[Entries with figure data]
[start]
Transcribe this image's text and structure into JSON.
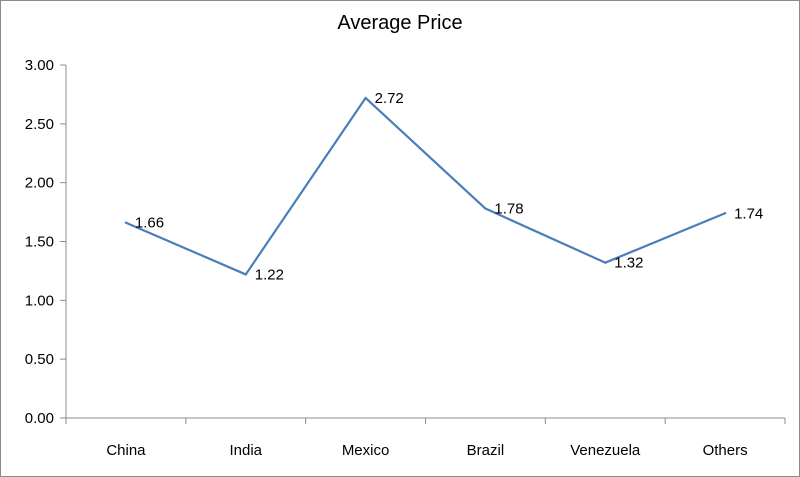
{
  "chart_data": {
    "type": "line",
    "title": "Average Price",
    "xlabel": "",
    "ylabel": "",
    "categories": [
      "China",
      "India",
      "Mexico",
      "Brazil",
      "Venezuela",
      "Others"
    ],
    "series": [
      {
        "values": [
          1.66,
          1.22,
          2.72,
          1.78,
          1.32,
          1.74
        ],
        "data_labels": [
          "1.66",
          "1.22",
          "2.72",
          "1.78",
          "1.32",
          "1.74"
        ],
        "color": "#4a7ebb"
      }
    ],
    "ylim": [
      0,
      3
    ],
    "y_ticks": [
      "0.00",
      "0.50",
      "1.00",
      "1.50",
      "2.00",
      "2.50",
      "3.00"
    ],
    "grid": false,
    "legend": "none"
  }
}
[end]
Exercise objective
Quote every record above exactly, leaving out any pictures.

Written solution
Transcribe this image's text and structure into JSON.
{
  "chart_data": {
    "type": "line",
    "title": "Average Price",
    "xlabel": "",
    "ylabel": "",
    "categories": [
      "China",
      "India",
      "Mexico",
      "Brazil",
      "Venezuela",
      "Others"
    ],
    "series": [
      {
        "values": [
          1.66,
          1.22,
          2.72,
          1.78,
          1.32,
          1.74
        ],
        "data_labels": [
          "1.66",
          "1.22",
          "2.72",
          "1.78",
          "1.32",
          "1.74"
        ],
        "color": "#4a7ebb"
      }
    ],
    "ylim": [
      0,
      3
    ],
    "y_ticks": [
      "0.00",
      "0.50",
      "1.00",
      "1.50",
      "2.00",
      "2.50",
      "3.00"
    ],
    "grid": false,
    "legend": "none"
  }
}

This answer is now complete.